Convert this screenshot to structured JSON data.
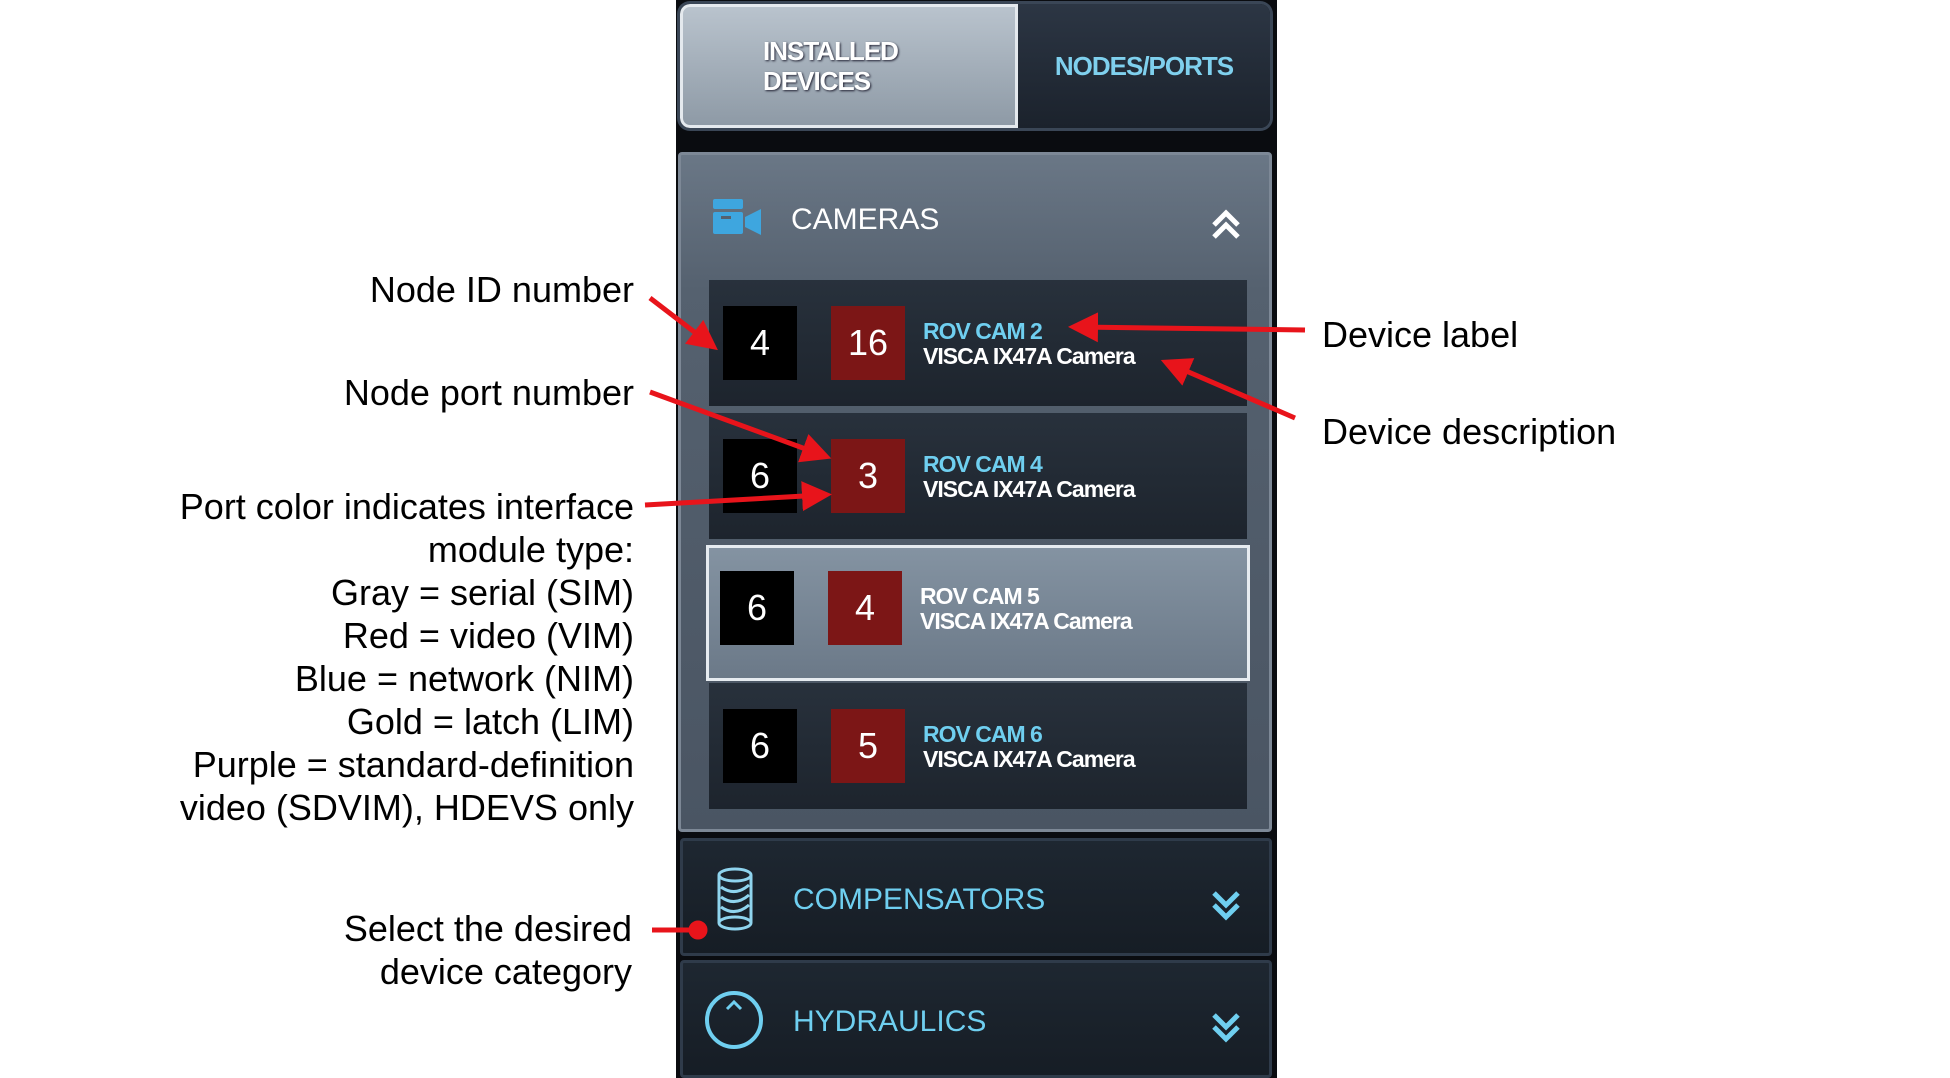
{
  "tabs": {
    "installed_line1": "INSTALLED",
    "installed_line2": "DEVICES",
    "nodes_ports": "NODES/PORTS"
  },
  "sections": {
    "cameras": {
      "title": "CAMERAS",
      "rows": [
        {
          "node": "4",
          "port": "16",
          "label": "ROV CAM 2",
          "desc": "VISCA IX47A Camera"
        },
        {
          "node": "6",
          "port": "3",
          "label": "ROV CAM 4",
          "desc": "VISCA IX47A Camera"
        },
        {
          "node": "6",
          "port": "4",
          "label": "ROV CAM 5",
          "desc": "VISCA IX47A Camera"
        },
        {
          "node": "6",
          "port": "5",
          "label": "ROV CAM 6",
          "desc": "VISCA IX47A Camera"
        }
      ]
    },
    "compensators": {
      "title": "COMPENSATORS"
    },
    "hydraulics": {
      "title": "HYDRAULICS"
    }
  },
  "annotations": {
    "node_id": "Node ID number",
    "node_port": "Node port number",
    "port_color": [
      "Port color indicates interface",
      "module type:",
      "Gray = serial (SIM)",
      "Red = video (VIM)",
      "Blue = network (NIM)",
      "Gold = latch (LIM)",
      "Purple = standard-definition",
      "video (SDVIM), HDEVS only"
    ],
    "select_category": [
      "Select the desired",
      "device category"
    ],
    "device_label": "Device label",
    "device_description": "Device description"
  },
  "colors": {
    "arrow": "#e8141b",
    "port_video_red": "#7c1616",
    "accent_cyan": "#6fcff0"
  }
}
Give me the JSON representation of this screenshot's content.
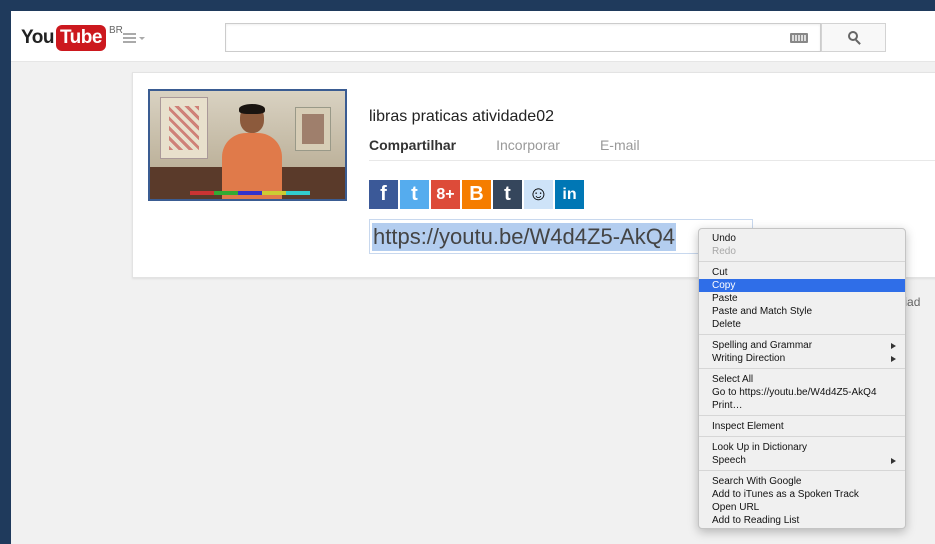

THE REQUEST.
Extract every line from the records above that contains the word "number".

TASK RESULT.
    "node_id": "Node ID number",
    "node_port": "Node port number",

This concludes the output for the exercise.